▶ [Problem description] Reproduce all of the data word for word.

* START Data provided *

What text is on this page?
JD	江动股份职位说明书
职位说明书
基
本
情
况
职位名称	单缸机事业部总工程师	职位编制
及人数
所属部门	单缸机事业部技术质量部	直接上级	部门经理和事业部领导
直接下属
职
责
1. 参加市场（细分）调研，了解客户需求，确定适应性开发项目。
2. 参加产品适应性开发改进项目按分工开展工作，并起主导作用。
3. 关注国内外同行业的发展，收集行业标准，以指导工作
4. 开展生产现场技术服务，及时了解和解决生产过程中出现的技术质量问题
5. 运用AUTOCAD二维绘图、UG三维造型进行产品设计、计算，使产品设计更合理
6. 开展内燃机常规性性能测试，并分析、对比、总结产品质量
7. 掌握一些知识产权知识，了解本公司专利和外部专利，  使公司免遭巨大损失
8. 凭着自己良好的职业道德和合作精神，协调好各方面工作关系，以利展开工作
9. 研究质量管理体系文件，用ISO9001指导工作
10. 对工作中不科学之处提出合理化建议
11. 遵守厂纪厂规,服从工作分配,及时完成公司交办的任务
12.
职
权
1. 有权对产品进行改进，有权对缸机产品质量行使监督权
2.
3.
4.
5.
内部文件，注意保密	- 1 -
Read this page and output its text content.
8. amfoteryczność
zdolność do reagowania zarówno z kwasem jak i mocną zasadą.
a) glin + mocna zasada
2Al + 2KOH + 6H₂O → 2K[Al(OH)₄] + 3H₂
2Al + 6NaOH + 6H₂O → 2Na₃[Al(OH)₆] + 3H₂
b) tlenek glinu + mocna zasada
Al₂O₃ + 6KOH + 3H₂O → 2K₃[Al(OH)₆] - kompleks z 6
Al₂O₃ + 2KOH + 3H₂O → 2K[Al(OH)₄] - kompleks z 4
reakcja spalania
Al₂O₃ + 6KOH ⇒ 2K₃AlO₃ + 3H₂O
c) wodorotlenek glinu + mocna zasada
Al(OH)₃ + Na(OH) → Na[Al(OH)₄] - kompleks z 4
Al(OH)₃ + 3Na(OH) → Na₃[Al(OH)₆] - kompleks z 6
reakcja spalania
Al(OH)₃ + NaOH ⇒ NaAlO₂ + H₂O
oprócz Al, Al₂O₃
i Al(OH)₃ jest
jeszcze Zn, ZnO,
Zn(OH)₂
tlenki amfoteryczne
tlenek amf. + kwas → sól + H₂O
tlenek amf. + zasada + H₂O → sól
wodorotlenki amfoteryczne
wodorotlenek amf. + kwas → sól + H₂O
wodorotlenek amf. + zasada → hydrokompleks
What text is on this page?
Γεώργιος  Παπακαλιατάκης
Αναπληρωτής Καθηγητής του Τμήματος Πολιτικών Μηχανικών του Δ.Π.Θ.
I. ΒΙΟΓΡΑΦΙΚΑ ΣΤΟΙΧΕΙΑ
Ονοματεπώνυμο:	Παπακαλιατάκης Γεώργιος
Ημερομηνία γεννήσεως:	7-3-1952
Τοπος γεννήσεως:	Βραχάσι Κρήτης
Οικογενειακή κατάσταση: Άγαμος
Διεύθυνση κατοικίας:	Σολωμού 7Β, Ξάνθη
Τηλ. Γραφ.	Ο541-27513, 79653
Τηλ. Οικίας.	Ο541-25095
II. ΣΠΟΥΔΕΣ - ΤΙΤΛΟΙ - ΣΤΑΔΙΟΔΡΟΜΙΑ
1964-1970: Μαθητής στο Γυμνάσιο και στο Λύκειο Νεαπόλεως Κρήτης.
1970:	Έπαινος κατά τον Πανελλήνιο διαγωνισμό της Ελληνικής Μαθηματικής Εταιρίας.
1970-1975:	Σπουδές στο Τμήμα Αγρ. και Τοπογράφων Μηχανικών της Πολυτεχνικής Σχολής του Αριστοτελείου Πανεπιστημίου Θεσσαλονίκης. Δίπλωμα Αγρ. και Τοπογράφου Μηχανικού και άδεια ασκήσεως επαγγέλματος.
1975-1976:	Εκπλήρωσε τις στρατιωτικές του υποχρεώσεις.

* END Data provided *

▶ [Task answer]
What text is on this page?
JD	江动股份职位说明书
职位说明书
基
本
情
况
职位名称	单缸机事业部总工程师	职位编制
及人数
所属部门	单缸机事业部技术质量部	直接上级	部门经理和事业部领导
直接下属
职
责
1. 参加市场（细分）调研，了解客户需求，确定适应性开发项目。
2. 参加产品适应性开发改进项目按分工开展工作，并起主导作用。
3. 关注国内外同行业的发展，收集行业标准，以指导工作
4. 开展生产现场技术服务，及时了解和解决生产过程中出现的技术质量问题
5. 运用AUTOCAD二维绘图、UG三维造型进行产品设计、计算，使产品设计更合理
6. 开展内燃机常规性性能测试，并分析、对比、总结产品质量
7. 掌握一些知识产权知识，了解本公司专利和外部专利，  使公司免遭巨大损失
8. 凭着自己良好的职业道德和合作精神，协调好各方面工作关系，以利展开工作
9. 研究质量管理体系文件，用ISO9001指导工作
10. 对工作中不科学之处提出合理化建议
11. 遵守厂纪厂规,服从工作分配,及时完成公司交办的任务
12.
职
权
1. 有权对产品进行改进，有权对缸机产品质量行使监督权
2.
3.
4.
5.
内部文件，注意保密	- 1 -
Read this page and output its text content.
8. amfoteryczność
zdolność do reagowania zarówno z kwasem jak i mocną zasadą.
a) glin + mocna zasada
2Al + 2KOH + 6H₂O → 2K[Al(OH)₄] + 3H₂
2Al + 6NaOH + 6H₂O → 2Na₃[Al(OH)₆] + 3H₂
b) tlenek glinu + mocna zasada
Al₂O₃ + 6KOH + 3H₂O → 2K₃[Al(OH)₆] - kompleks z 6
Al₂O₃ + 2KOH + 3H₂O → 2K[Al(OH)₄] - kompleks z 4
reakcja spalania
Al₂O₃ + 6KOH ⇒ 2K₃AlO₃ + 3H₂O
c) wodorotlenek glinu + mocna zasada
Al(OH)₃ + Na(OH) → Na[Al(OH)₄] - kompleks z 4
Al(OH)₃ + 3Na(OH) → Na₃[Al(OH)₆] - kompleks z 6
reakcja spalania
Al(OH)₃ + NaOH ⇒ NaAlO₂ + H₂O
oprócz Al, Al₂O₃
i Al(OH)₃ jest
jeszcze Zn, ZnO,
Zn(OH)₂
tlenki amfoteryczne
tlenek amf. + kwas → sól + H₂O
tlenek amf. + zasada + H₂O → sól
wodorotlenki amfoteryczne
wodorotlenek amf. + kwas → sól + H₂O
wodorotlenek amf. + zasada → hydrokompleks
What text is on this page?
Γεώργιος  Παπακαλιατάκης
Αναπληρωτής Καθηγητής του Τμήματος Πολιτικών Μηχανικών του Δ.Π.Θ.
I. ΒΙΟΓΡΑΦΙΚΑ ΣΤΟΙΧΕΙΑ
Ονοματεπώνυμο:	Παπακαλιατάκης Γεώργιος
Ημερομηνία γεννήσεως:	7-3-1952
Τοπος γεννήσεως:	Βραχάσι Κρήτης
Οικογενειακή κατάσταση: Άγαμος
Διεύθυνση κατοικίας:	Σολωμού 7Β, Ξάνθη
Τηλ. Γραφ.	Ο541-27513, 79653
Τηλ. Οικίας.	Ο541-25095
II. ΣΠΟΥΔΕΣ - ΤΙΤΛΟΙ - ΣΤΑΔΙΟΔΡΟΜΙΑ
1964-1970: Μαθητής στο Γυμνάσιο και στο Λύκειο Νεαπόλεως Κρήτης.
1970:	Έπαινος κατά τον Πανελλήνιο διαγωνισμό της Ελληνικής Μαθηματικής Εταιρίας.
1970-1975:	Σπουδές στο Τμήμα Αγρ. και Τοπογράφων Μηχανικών της Πολυτεχνικής Σχολής του Αριστοτελείου Πανεπιστημίου Θεσσαλονίκης. Δίπλωμα Αγρ. και Τοπογράφου Μηχανικού και άδεια ασκήσεως επαγγέλματος.
1975-1976:	Εκπλήρωσε τις στρατιωτικές του υποχρεώσεις.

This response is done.